### INSTRUCTIONS FOR THE TASK
Filter the entries that follow, copying every line in which the word "Snow" appears.

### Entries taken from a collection
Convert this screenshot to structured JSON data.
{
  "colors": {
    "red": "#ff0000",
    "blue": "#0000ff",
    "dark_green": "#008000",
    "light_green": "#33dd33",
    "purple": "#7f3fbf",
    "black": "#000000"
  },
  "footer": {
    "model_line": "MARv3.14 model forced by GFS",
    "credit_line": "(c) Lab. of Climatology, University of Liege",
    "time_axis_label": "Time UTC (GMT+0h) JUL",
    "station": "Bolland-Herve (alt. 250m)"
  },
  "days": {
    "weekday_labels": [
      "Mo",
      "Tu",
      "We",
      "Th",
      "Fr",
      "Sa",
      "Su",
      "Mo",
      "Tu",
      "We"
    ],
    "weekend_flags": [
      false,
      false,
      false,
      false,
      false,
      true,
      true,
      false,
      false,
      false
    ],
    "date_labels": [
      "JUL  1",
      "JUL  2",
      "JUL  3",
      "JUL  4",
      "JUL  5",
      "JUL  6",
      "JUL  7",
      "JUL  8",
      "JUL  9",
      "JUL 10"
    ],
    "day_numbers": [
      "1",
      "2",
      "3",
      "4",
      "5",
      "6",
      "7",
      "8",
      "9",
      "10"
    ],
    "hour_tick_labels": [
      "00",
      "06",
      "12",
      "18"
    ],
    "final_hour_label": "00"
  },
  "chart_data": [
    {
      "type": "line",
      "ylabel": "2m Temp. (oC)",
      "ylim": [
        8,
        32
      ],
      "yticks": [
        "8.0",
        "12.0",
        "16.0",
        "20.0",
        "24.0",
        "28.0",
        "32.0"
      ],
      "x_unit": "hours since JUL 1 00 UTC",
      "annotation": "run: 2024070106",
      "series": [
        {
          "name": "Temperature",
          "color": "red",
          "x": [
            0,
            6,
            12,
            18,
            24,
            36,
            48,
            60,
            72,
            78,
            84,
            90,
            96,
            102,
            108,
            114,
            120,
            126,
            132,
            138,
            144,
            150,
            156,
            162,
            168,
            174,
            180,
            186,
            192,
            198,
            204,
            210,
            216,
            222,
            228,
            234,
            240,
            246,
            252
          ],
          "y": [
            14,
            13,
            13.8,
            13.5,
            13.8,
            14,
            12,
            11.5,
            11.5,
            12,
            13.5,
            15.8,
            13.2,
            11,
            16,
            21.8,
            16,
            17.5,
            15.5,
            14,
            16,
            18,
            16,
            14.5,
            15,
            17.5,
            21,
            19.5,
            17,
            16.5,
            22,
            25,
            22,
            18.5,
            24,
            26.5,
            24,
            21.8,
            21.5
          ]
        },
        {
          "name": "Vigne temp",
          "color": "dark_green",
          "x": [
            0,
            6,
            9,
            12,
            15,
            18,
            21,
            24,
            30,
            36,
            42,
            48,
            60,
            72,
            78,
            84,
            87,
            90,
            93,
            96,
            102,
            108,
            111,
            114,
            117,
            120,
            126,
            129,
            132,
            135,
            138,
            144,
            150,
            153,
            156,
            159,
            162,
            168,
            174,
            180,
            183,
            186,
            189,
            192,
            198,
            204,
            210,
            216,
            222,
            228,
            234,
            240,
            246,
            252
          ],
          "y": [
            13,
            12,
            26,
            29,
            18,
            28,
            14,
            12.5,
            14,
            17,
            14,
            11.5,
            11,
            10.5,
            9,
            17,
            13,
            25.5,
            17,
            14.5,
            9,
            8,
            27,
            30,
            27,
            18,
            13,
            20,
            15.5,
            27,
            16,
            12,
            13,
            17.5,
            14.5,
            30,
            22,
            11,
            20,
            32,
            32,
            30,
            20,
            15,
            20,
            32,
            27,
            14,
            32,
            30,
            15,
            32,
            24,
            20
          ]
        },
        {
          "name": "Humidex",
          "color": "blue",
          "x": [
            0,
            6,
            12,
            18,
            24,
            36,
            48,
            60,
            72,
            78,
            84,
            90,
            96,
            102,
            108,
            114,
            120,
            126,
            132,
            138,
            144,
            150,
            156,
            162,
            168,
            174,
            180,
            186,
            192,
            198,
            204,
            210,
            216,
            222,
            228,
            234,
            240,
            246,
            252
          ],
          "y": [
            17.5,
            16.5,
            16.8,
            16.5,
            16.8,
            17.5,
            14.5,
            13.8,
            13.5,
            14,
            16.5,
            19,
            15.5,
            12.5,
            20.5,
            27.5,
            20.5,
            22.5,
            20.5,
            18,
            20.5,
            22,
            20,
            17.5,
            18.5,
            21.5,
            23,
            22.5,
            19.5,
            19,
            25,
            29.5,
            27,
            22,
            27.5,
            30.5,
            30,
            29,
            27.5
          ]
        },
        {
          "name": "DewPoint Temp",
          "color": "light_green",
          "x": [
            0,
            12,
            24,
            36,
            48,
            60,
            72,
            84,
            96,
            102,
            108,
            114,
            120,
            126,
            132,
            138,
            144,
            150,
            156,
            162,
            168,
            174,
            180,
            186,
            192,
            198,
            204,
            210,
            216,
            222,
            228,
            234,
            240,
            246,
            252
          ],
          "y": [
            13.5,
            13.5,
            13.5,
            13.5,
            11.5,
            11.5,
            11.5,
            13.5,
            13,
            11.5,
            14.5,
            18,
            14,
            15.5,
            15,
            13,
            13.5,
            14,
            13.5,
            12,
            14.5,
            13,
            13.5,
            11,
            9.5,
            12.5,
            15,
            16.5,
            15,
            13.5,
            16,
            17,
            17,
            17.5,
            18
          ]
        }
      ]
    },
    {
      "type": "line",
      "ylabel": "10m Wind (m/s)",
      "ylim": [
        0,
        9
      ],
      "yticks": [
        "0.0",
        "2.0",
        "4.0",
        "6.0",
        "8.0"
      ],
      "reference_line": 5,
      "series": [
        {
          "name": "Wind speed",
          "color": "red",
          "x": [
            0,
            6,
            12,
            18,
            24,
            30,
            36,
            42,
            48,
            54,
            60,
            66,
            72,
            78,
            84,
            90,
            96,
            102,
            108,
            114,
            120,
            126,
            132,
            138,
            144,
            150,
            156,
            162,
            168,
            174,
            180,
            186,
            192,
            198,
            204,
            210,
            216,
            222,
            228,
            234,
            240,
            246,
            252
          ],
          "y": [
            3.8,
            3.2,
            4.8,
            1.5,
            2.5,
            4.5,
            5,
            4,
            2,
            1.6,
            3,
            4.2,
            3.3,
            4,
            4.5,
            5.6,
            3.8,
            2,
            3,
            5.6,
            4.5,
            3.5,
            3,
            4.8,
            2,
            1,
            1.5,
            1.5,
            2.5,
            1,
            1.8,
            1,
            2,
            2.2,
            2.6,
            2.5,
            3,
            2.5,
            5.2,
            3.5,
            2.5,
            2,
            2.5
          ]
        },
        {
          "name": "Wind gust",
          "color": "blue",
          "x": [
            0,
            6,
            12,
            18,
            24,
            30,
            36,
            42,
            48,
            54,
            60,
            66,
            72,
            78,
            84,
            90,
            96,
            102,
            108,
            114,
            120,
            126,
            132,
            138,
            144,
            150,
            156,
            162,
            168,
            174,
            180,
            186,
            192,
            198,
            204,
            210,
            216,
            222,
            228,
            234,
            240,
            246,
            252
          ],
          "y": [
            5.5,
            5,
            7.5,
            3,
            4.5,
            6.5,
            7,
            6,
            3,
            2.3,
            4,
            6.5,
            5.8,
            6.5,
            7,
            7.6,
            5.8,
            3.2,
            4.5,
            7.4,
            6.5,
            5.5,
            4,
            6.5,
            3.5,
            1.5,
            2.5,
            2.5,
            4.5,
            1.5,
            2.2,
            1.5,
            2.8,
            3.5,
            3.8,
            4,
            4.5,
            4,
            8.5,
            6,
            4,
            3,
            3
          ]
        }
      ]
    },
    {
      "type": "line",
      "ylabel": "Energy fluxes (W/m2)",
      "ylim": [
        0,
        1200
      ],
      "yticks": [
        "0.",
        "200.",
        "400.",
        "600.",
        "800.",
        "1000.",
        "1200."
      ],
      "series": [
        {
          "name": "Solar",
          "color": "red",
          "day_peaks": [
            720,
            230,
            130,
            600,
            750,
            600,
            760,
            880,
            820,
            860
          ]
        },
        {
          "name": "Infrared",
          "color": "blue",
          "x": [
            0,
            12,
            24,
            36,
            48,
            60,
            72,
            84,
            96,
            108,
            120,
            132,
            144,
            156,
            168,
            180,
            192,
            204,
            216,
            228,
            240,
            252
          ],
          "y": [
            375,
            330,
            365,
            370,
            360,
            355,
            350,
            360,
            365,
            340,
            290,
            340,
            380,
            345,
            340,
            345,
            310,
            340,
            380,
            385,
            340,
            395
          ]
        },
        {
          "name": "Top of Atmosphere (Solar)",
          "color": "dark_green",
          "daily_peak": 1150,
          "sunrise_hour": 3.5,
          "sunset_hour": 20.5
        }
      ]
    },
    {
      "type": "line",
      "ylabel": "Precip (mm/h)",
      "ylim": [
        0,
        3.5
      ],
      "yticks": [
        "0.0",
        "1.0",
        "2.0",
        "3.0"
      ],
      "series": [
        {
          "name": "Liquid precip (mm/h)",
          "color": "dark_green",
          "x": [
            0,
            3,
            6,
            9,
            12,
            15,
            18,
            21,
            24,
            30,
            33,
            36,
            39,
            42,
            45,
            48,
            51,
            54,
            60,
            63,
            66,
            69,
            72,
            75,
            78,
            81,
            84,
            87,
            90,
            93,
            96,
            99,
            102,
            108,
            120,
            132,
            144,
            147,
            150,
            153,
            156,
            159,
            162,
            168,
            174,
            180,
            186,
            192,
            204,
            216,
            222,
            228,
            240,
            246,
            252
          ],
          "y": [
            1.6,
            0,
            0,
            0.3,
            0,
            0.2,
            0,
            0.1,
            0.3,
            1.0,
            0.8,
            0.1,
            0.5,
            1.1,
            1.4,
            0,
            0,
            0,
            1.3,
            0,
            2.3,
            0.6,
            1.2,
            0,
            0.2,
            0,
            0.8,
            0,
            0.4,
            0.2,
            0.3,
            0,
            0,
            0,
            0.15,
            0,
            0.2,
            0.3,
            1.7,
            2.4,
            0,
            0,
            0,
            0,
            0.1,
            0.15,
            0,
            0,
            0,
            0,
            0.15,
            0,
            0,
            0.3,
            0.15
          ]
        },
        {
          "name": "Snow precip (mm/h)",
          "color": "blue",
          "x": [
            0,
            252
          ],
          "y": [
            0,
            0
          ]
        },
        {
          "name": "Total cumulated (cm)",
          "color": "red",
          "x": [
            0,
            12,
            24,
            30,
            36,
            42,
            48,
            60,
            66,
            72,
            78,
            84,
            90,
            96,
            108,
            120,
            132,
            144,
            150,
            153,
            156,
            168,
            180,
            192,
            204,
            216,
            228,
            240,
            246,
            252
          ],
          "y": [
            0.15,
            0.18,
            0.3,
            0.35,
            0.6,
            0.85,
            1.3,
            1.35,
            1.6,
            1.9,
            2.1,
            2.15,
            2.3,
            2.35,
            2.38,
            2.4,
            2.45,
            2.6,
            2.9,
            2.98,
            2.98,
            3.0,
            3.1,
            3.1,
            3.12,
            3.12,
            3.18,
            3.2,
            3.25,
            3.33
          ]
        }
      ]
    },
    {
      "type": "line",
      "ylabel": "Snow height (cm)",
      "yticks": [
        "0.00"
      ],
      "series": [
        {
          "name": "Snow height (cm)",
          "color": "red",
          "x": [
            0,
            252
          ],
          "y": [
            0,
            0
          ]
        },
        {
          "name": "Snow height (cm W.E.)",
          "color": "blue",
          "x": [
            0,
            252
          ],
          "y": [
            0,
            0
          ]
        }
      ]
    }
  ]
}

### TASK RESPONSE
          "name": "Snow precip (mm/h)",
      "ylabel": "Snow height (cm)",
          "name": "Snow height (cm)",
          "name": "Snow height (cm W.E.)",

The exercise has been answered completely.